Reproduce the following material exactly, including every line.

## Begin Dataset entries

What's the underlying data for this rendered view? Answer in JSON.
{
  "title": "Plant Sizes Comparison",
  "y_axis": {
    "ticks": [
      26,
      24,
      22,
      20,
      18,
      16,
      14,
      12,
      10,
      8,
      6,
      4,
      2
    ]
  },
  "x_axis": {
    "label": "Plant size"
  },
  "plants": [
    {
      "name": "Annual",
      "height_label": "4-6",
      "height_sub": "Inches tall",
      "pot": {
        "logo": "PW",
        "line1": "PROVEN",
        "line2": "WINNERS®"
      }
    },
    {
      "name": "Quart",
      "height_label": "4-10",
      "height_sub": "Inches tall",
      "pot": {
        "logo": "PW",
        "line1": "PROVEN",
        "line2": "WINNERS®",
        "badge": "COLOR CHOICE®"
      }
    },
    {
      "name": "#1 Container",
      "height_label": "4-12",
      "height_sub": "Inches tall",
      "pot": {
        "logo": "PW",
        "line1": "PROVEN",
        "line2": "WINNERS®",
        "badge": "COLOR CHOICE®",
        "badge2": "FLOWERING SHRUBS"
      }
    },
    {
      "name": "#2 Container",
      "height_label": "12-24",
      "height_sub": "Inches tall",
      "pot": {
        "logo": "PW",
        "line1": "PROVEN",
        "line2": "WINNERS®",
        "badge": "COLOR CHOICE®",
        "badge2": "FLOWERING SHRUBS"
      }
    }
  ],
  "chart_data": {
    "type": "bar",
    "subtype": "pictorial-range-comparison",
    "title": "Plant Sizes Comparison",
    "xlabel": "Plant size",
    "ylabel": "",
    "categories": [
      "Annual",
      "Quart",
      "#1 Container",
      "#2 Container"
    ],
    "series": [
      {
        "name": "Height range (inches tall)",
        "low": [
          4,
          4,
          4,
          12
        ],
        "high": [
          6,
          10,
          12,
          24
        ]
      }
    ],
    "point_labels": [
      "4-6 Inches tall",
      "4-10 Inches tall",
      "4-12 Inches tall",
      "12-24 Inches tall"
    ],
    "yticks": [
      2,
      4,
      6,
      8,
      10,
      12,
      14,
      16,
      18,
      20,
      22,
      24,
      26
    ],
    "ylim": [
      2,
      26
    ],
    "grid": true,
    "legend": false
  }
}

## End Dataset entries

§ Solution to this exercise
What's the underlying data for this rendered view? Answer in JSON.
{
  "title": "Plant Sizes Comparison",
  "y_axis": {
    "ticks": [
      26,
      24,
      22,
      20,
      18,
      16,
      14,
      12,
      10,
      8,
      6,
      4,
      2
    ]
  },
  "x_axis": {
    "label": "Plant size"
  },
  "plants": [
    {
      "name": "Annual",
      "height_label": "4-6",
      "height_sub": "Inches tall",
      "pot": {
        "logo": "PW",
        "line1": "PROVEN",
        "line2": "WINNERS®"
      }
    },
    {
      "name": "Quart",
      "height_label": "4-10",
      "height_sub": "Inches tall",
      "pot": {
        "logo": "PW",
        "line1": "PROVEN",
        "line2": "WINNERS®",
        "badge": "COLOR CHOICE®"
      }
    },
    {
      "name": "#1 Container",
      "height_label": "4-12",
      "height_sub": "Inches tall",
      "pot": {
        "logo": "PW",
        "line1": "PROVEN",
        "line2": "WINNERS®",
        "badge": "COLOR CHOICE®",
        "badge2": "FLOWERING SHRUBS"
      }
    },
    {
      "name": "#2 Container",
      "height_label": "12-24",
      "height_sub": "Inches tall",
      "pot": {
        "logo": "PW",
        "line1": "PROVEN",
        "line2": "WINNERS®",
        "badge": "COLOR CHOICE®",
        "badge2": "FLOWERING SHRUBS"
      }
    }
  ],
  "chart_data": {
    "type": "bar",
    "subtype": "pictorial-range-comparison",
    "title": "Plant Sizes Comparison",
    "xlabel": "Plant size",
    "ylabel": "",
    "categories": [
      "Annual",
      "Quart",
      "#1 Container",
      "#2 Container"
    ],
    "series": [
      {
        "name": "Height range (inches tall)",
        "low": [
          4,
          4,
          4,
          12
        ],
        "high": [
          6,
          10,
          12,
          24
        ]
      }
    ],
    "point_labels": [
      "4-6 Inches tall",
      "4-10 Inches tall",
      "4-12 Inches tall",
      "12-24 Inches tall"
    ],
    "yticks": [
      2,
      4,
      6,
      8,
      10,
      12,
      14,
      16,
      18,
      20,
      22,
      24,
      26
    ],
    "ylim": [
      2,
      26
    ],
    "grid": true,
    "legend": false
  }
}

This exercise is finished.